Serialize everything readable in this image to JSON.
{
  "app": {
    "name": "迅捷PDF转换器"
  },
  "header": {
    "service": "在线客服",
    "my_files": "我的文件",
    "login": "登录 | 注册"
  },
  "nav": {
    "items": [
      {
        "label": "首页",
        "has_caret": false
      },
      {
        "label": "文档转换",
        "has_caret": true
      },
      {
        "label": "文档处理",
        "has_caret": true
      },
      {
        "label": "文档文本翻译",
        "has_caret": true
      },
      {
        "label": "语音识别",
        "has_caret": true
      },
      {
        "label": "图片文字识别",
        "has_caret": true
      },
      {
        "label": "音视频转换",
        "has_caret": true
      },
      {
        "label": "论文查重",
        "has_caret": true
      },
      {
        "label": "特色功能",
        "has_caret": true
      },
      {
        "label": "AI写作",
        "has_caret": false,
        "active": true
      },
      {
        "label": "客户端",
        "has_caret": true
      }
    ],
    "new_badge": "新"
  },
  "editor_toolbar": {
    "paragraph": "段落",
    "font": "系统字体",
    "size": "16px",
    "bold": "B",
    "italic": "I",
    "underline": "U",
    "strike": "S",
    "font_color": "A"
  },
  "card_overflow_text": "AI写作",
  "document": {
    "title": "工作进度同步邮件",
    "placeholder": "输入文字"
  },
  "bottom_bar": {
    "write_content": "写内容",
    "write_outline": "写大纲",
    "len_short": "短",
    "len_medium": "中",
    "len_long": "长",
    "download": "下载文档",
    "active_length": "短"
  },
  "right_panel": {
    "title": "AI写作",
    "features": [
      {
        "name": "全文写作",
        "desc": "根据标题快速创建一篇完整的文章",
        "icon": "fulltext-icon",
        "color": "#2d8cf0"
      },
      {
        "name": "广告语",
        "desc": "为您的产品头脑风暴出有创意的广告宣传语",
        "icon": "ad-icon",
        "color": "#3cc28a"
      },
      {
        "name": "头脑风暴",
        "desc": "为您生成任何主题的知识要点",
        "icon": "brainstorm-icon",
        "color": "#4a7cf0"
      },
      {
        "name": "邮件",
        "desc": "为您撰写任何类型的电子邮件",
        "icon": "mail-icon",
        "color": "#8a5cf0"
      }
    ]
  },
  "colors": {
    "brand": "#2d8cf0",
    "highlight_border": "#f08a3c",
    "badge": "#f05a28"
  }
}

════════

What the task asks: Across the preceding material, how many lines contain the word "label"? State the number alone.

The reply: 11